== WHAT YOU NEED TO DO ==
Copy exactly the run of lines that begins at the line with "Type out the text in this image." and ends at the final line of the entries.
-- Start RECORDS SUPPLIED --
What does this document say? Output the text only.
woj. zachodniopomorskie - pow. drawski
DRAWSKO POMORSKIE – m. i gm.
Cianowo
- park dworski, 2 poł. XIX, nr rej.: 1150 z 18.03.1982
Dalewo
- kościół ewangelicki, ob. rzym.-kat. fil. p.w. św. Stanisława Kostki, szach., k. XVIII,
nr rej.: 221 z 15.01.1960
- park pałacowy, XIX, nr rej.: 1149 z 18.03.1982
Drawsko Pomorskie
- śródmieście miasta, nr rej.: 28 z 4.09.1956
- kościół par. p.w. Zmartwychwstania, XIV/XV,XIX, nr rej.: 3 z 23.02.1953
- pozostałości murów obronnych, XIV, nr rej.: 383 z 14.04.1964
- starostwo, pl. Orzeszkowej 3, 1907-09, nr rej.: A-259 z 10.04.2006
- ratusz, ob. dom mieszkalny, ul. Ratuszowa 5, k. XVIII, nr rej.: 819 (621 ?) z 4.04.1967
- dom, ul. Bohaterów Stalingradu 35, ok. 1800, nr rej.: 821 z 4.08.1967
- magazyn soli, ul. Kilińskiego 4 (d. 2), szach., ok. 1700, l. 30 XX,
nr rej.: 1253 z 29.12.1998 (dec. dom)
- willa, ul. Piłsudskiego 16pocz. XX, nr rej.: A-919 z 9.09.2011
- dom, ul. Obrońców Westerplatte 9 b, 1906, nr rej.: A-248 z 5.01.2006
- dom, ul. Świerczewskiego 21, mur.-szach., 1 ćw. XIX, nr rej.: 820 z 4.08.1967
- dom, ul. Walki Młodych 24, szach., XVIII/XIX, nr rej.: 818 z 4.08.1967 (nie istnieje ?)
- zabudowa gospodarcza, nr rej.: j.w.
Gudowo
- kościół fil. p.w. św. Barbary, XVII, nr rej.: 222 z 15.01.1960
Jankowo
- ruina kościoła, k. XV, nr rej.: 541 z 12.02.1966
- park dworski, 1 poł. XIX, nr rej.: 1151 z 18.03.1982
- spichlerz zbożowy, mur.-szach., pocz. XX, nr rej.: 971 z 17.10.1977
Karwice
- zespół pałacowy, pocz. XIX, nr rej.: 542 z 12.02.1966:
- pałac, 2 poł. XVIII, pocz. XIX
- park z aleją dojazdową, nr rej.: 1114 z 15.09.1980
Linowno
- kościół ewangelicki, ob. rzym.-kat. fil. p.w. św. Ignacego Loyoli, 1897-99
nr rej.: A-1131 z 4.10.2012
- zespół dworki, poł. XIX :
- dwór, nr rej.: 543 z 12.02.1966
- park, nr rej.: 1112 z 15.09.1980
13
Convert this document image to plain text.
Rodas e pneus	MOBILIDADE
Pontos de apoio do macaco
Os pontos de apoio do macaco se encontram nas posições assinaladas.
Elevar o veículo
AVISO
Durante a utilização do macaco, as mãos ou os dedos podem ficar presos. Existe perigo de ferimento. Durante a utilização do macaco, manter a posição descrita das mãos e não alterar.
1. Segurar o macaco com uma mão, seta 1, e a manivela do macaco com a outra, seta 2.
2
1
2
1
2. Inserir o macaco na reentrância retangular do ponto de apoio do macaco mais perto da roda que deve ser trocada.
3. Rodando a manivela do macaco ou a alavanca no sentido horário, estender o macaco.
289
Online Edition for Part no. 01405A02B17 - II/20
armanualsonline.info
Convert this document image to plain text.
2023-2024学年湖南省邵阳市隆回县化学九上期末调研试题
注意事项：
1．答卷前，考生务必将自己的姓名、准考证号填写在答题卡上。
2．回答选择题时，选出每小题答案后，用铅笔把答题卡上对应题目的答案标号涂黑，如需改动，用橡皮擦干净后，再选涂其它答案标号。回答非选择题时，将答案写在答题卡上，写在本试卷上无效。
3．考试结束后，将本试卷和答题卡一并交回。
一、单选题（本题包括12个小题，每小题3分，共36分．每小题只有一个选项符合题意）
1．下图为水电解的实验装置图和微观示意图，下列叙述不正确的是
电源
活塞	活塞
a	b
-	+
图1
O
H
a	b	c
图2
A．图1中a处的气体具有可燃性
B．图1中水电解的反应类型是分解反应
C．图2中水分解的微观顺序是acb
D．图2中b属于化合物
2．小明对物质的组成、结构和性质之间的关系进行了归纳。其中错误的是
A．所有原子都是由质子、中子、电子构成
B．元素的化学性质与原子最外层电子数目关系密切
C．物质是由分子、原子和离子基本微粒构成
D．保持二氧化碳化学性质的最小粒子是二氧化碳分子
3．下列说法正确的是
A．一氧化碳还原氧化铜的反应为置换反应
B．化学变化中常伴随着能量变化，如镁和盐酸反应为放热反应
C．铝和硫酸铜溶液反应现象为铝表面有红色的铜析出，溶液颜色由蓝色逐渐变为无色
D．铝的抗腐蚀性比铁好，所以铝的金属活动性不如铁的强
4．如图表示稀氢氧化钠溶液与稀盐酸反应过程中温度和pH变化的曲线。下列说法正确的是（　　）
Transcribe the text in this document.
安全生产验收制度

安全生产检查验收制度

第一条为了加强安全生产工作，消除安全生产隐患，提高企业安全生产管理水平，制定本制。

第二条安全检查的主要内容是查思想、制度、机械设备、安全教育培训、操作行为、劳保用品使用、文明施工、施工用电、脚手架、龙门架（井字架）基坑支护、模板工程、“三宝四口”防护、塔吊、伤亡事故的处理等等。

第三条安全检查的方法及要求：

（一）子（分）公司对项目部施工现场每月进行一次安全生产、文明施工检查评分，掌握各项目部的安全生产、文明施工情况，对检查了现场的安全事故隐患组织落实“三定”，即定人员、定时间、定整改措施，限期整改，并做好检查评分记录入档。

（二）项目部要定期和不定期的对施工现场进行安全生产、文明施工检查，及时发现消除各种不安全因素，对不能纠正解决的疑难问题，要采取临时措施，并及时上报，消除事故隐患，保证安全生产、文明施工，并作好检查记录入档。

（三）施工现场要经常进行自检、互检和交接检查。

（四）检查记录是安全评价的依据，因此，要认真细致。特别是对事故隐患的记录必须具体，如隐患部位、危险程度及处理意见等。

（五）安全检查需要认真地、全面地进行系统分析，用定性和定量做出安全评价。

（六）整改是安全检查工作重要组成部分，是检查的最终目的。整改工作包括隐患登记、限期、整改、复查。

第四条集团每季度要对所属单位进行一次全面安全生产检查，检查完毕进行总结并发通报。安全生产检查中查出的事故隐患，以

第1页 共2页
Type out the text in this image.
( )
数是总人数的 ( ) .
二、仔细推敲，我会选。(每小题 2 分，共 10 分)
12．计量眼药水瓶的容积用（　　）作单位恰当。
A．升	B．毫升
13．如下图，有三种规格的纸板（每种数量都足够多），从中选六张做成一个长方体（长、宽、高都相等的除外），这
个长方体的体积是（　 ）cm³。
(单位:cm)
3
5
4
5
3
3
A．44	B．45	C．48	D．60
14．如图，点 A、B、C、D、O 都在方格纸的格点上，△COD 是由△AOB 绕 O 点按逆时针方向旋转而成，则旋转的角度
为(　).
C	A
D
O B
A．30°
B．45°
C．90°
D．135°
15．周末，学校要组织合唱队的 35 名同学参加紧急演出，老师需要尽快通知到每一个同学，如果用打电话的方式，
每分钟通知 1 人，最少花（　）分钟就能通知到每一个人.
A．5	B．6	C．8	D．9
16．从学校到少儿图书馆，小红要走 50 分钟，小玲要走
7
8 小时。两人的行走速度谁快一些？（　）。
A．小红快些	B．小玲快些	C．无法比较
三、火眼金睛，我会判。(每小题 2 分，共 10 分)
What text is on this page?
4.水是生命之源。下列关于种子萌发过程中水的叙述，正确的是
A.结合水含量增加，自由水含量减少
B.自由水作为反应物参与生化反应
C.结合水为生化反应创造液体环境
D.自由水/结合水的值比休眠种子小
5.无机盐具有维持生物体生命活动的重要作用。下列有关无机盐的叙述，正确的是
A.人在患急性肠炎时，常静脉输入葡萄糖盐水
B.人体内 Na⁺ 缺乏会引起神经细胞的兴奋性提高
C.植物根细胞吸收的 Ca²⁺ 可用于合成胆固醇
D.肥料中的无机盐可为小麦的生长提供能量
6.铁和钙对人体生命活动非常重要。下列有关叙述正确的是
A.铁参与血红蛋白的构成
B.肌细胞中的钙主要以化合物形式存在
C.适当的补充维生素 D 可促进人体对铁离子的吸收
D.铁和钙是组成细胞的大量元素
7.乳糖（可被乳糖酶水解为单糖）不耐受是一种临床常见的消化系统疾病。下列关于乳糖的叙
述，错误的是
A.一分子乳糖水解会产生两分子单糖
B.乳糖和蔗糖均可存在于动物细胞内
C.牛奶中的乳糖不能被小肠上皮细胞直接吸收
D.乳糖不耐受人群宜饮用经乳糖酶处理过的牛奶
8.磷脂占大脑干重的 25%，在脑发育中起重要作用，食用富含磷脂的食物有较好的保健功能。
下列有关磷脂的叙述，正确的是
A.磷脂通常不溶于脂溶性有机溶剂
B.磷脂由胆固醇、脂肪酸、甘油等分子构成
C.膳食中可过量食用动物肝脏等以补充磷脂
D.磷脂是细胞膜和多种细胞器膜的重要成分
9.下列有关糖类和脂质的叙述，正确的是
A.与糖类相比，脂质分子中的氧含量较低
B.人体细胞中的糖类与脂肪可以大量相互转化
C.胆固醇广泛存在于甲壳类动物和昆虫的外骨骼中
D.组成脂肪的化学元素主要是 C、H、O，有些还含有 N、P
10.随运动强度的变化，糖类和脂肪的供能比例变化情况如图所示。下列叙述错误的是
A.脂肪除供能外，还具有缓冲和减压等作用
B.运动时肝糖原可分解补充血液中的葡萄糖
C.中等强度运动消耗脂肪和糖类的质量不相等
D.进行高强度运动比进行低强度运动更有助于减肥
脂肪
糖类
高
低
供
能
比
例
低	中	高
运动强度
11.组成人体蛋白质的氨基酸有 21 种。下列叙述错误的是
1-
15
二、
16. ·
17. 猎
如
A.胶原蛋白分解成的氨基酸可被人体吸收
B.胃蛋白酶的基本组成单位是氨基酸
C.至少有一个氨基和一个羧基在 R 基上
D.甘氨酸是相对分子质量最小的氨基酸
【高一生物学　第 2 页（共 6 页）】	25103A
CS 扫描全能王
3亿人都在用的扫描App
-- End RECORDS SUPPLIED --
== IN RESPONSE ==
Type out the text in this image.
( )
数是总人数的 ( ) .
二、仔细推敲，我会选。(每小题 2 分，共 10 分)
12．计量眼药水瓶的容积用（　　）作单位恰当。
A．升	B．毫升
13．如下图，有三种规格的纸板（每种数量都足够多），从中选六张做成一个长方体（长、宽、高都相等的除外），这
个长方体的体积是（　 ）cm³。
(单位:cm)
3
5
4
5
3
3
A．44	B．45	C．48	D．60
14．如图，点 A、B、C、D、O 都在方格纸的格点上，△COD 是由△AOB 绕 O 点按逆时针方向旋转而成，则旋转的角度
为(　).
C	A
D
O B
A．30°
B．45°
C．90°
D．135°
15．周末，学校要组织合唱队的 35 名同学参加紧急演出，老师需要尽快通知到每一个同学，如果用打电话的方式，
每分钟通知 1 人，最少花（　）分钟就能通知到每一个人.
A．5	B．6	C．8	D．9
16．从学校到少儿图书馆，小红要走 50 分钟，小玲要走
7
8 小时。两人的行走速度谁快一些？（　）。
A．小红快些	B．小玲快些	C．无法比较
三、火眼金睛，我会判。(每小题 2 分，共 10 分)
What text is on this page?
4.水是生命之源。下列关于种子萌发过程中水的叙述，正确的是
A.结合水含量增加，自由水含量减少
B.自由水作为反应物参与生化反应
C.结合水为生化反应创造液体环境
D.自由水/结合水的值比休眠种子小
5.无机盐具有维持生物体生命活动的重要作用。下列有关无机盐的叙述，正确的是
A.人在患急性肠炎时，常静脉输入葡萄糖盐水
B.人体内 Na⁺ 缺乏会引起神经细胞的兴奋性提高
C.植物根细胞吸收的 Ca²⁺ 可用于合成胆固醇
D.肥料中的无机盐可为小麦的生长提供能量
6.铁和钙对人体生命活动非常重要。下列有关叙述正确的是
A.铁参与血红蛋白的构成
B.肌细胞中的钙主要以化合物形式存在
C.适当的补充维生素 D 可促进人体对铁离子的吸收
D.铁和钙是组成细胞的大量元素
7.乳糖（可被乳糖酶水解为单糖）不耐受是一种临床常见的消化系统疾病。下列关于乳糖的叙
述，错误的是
A.一分子乳糖水解会产生两分子单糖
B.乳糖和蔗糖均可存在于动物细胞内
C.牛奶中的乳糖不能被小肠上皮细胞直接吸收
D.乳糖不耐受人群宜饮用经乳糖酶处理过的牛奶
8.磷脂占大脑干重的 25%，在脑发育中起重要作用，食用富含磷脂的食物有较好的保健功能。
下列有关磷脂的叙述，正确的是
A.磷脂通常不溶于脂溶性有机溶剂
B.磷脂由胆固醇、脂肪酸、甘油等分子构成
C.膳食中可过量食用动物肝脏等以补充磷脂
D.磷脂是细胞膜和多种细胞器膜的重要成分
9.下列有关糖类和脂质的叙述，正确的是
A.与糖类相比，脂质分子中的氧含量较低
B.人体细胞中的糖类与脂肪可以大量相互转化
C.胆固醇广泛存在于甲壳类动物和昆虫的外骨骼中
D.组成脂肪的化学元素主要是 C、H、O，有些还含有 N、P
10.随运动强度的变化，糖类和脂肪的供能比例变化情况如图所示。下列叙述错误的是
A.脂肪除供能外，还具有缓冲和减压等作用
B.运动时肝糖原可分解补充血液中的葡萄糖
C.中等强度运动消耗脂肪和糖类的质量不相等
D.进行高强度运动比进行低强度运动更有助于减肥
脂肪
糖类
高
低
供
能
比
例
低	中	高
运动强度
11.组成人体蛋白质的氨基酸有 21 种。下列叙述错误的是
1-
15
二、
16. ·
17. 猎
如
A.胶原蛋白分解成的氨基酸可被人体吸收
B.胃蛋白酶的基本组成单位是氨基酸
C.至少有一个氨基和一个羧基在 R 基上
D.甘氨酸是相对分子质量最小的氨基酸
【高一生物学　第 2 页（共 6 页）】	25103A
CS 扫描全能王
3亿人都在用的扫描App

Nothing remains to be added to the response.